● TASK INSTRUCTIONS:
Each line containing the word "свеча" must be reported.

Dataset items:
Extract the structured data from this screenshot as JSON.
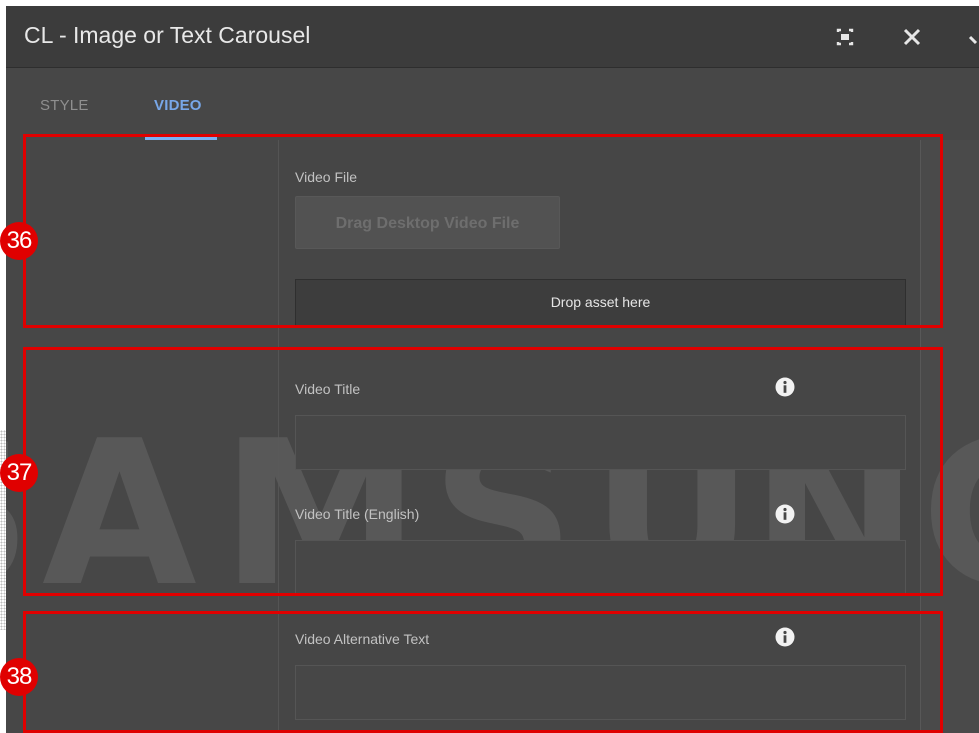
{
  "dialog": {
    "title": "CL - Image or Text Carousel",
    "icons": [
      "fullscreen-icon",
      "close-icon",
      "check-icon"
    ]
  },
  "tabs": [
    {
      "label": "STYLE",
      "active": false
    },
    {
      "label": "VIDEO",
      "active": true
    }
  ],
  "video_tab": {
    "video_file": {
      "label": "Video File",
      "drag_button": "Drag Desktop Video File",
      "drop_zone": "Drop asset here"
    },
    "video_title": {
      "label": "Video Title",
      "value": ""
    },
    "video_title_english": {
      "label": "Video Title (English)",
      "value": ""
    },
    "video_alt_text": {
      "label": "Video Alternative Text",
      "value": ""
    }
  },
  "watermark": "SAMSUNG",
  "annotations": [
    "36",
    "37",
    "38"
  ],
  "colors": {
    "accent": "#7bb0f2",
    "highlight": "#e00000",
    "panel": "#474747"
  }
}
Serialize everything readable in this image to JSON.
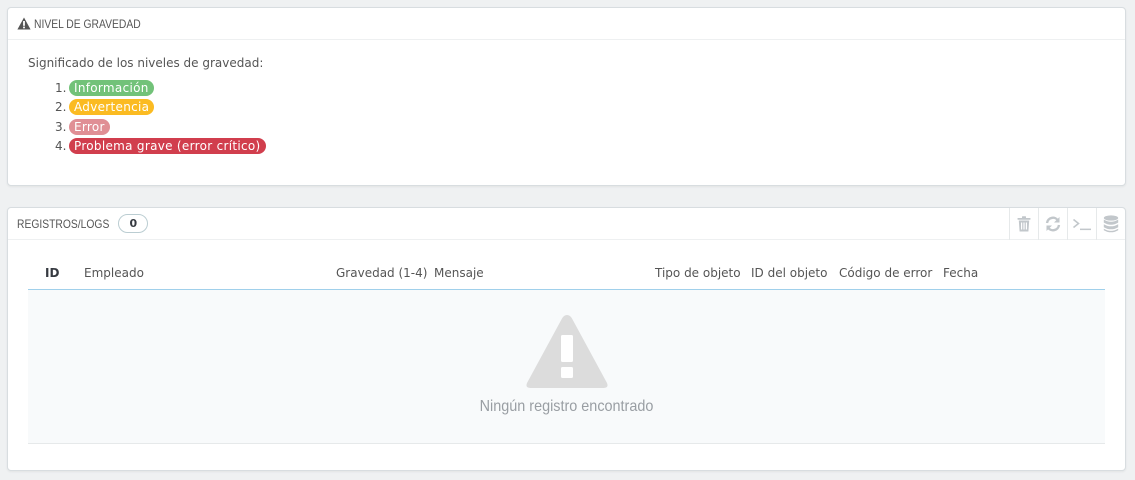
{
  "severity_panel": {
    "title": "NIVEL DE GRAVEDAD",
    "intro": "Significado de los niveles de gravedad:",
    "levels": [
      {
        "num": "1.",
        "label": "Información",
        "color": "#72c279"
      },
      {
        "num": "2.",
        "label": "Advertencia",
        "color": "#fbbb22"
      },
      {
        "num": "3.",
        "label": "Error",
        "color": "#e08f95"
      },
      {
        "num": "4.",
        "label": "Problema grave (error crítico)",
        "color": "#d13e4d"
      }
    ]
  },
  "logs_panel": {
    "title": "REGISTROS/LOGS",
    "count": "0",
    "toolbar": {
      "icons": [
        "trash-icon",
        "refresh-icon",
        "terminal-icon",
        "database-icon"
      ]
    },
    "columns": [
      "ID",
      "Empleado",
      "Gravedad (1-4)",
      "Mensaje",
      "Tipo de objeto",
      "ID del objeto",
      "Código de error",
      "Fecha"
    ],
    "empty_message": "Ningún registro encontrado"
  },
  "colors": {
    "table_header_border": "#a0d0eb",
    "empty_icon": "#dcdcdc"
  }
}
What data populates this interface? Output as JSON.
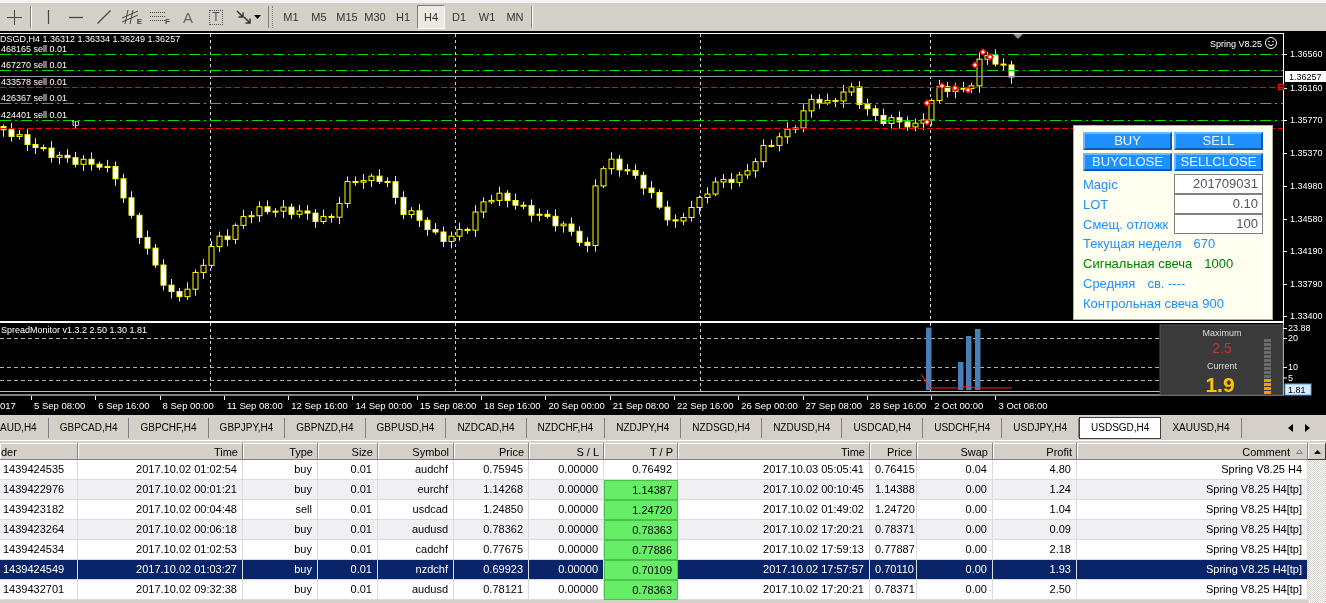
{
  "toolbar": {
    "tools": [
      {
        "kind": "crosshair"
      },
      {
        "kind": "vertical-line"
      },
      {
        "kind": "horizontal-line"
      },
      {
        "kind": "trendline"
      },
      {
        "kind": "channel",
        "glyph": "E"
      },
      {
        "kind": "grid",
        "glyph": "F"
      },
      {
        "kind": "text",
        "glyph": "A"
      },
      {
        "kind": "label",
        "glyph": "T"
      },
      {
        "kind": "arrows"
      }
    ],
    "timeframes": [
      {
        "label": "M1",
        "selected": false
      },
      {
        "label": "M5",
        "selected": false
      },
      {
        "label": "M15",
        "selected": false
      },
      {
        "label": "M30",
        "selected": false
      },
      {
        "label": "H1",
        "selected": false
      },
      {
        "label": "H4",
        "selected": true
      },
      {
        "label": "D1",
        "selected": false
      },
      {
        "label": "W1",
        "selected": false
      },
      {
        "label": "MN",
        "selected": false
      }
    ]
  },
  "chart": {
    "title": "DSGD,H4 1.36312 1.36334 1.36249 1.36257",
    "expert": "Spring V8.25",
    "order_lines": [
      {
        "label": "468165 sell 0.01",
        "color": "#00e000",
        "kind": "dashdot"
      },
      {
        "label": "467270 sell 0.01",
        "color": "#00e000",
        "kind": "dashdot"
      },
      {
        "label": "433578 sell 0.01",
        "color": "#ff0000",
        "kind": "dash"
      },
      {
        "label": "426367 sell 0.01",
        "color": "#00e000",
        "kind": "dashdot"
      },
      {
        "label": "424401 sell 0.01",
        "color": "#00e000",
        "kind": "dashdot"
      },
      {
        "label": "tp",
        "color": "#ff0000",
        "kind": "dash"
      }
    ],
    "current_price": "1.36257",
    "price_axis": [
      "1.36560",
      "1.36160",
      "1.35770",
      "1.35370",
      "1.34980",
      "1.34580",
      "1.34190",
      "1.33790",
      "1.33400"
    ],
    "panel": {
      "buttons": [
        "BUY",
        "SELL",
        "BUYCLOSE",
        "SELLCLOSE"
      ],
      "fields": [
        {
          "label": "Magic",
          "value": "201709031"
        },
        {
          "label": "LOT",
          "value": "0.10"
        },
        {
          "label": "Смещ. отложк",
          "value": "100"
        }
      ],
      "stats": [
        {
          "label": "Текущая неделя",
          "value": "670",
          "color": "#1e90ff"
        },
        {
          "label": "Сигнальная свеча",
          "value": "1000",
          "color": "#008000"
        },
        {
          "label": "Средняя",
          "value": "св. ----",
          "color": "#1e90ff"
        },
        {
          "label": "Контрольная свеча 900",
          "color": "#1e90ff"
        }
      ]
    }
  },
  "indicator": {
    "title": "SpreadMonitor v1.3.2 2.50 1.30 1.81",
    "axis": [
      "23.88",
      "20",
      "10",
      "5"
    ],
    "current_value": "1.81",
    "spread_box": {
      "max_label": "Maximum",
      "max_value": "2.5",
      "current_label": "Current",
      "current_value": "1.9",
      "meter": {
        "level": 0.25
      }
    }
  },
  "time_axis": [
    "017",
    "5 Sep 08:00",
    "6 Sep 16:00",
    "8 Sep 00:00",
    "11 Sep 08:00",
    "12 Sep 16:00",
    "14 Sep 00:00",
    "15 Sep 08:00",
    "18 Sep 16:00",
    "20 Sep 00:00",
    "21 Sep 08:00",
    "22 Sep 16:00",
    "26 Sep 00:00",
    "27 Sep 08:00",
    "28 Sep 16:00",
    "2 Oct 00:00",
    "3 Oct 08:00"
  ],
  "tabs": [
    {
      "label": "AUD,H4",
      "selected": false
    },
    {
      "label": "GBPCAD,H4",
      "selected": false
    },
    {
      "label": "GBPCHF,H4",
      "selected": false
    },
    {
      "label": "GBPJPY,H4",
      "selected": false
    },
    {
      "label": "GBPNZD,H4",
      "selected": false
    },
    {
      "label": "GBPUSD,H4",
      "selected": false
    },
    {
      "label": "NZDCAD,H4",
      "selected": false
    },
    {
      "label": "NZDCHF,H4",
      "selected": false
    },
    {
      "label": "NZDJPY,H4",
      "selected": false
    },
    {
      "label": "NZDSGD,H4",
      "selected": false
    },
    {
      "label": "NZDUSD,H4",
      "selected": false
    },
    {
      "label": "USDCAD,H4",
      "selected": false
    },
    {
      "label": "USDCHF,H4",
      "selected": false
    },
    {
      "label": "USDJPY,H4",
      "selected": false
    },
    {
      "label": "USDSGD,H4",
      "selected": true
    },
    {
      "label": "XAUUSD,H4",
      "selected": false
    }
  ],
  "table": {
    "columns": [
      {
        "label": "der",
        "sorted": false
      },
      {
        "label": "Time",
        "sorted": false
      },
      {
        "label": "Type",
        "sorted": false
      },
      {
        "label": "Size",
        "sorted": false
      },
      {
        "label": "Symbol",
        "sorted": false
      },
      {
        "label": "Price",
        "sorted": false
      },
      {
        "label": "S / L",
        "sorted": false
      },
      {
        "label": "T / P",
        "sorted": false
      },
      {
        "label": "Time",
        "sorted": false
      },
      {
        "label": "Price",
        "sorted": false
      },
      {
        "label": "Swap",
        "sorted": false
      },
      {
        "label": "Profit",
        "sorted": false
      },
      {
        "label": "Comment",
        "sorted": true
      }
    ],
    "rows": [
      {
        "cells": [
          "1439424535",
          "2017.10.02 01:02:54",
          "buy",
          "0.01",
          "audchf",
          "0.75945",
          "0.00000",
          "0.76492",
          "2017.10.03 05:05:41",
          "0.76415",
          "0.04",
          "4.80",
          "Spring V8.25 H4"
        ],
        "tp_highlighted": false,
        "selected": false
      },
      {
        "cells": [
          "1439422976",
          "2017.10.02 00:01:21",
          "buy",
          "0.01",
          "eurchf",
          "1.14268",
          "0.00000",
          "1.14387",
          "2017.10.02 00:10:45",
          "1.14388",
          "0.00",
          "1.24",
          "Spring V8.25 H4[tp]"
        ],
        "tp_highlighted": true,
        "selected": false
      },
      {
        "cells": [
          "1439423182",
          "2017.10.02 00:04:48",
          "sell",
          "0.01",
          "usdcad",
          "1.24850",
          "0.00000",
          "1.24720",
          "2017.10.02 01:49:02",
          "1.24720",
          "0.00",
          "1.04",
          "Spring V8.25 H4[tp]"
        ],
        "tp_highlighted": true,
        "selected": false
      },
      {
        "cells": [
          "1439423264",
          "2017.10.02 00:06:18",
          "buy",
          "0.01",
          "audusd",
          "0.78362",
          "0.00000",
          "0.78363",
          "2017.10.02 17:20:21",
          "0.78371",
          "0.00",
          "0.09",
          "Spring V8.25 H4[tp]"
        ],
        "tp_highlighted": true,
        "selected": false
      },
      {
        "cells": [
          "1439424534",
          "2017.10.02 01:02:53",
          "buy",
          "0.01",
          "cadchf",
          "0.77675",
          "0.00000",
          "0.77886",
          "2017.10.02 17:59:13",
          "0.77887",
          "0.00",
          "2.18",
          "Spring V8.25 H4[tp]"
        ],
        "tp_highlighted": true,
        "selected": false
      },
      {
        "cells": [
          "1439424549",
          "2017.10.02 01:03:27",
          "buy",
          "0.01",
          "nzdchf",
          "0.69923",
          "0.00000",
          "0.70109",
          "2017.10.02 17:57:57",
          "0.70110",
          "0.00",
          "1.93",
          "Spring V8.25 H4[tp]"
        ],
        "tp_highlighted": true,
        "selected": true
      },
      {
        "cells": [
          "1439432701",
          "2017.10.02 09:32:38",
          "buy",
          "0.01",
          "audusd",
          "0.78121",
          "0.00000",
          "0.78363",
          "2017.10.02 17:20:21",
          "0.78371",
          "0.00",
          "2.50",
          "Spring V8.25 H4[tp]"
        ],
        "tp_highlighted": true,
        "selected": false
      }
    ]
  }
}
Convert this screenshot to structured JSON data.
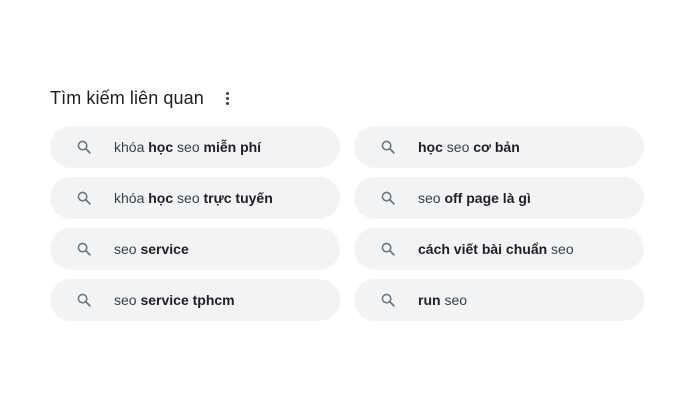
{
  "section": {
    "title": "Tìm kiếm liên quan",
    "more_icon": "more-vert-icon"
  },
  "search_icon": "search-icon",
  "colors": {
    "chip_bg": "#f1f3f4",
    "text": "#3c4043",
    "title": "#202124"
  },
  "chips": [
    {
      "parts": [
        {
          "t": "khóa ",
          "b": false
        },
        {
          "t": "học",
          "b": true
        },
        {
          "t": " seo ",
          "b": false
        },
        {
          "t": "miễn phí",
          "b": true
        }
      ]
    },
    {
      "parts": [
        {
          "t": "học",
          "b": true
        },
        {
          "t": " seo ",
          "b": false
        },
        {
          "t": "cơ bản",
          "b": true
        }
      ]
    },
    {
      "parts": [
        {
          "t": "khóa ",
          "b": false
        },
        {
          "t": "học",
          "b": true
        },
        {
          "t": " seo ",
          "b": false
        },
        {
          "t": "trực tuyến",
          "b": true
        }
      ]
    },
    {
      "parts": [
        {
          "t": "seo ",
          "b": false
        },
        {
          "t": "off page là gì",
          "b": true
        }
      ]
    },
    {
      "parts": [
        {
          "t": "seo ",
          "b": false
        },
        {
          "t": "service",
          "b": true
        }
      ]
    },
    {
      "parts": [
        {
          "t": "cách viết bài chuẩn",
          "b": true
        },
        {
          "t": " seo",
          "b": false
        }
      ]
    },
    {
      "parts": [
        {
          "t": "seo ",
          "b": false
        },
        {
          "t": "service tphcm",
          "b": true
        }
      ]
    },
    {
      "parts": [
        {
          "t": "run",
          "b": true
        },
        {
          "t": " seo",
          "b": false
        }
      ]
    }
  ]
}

● ANSWER TO THIS PROBLEM:
          "label": "Сигнальная свеча",
          "label": "Контрольная свеча 900",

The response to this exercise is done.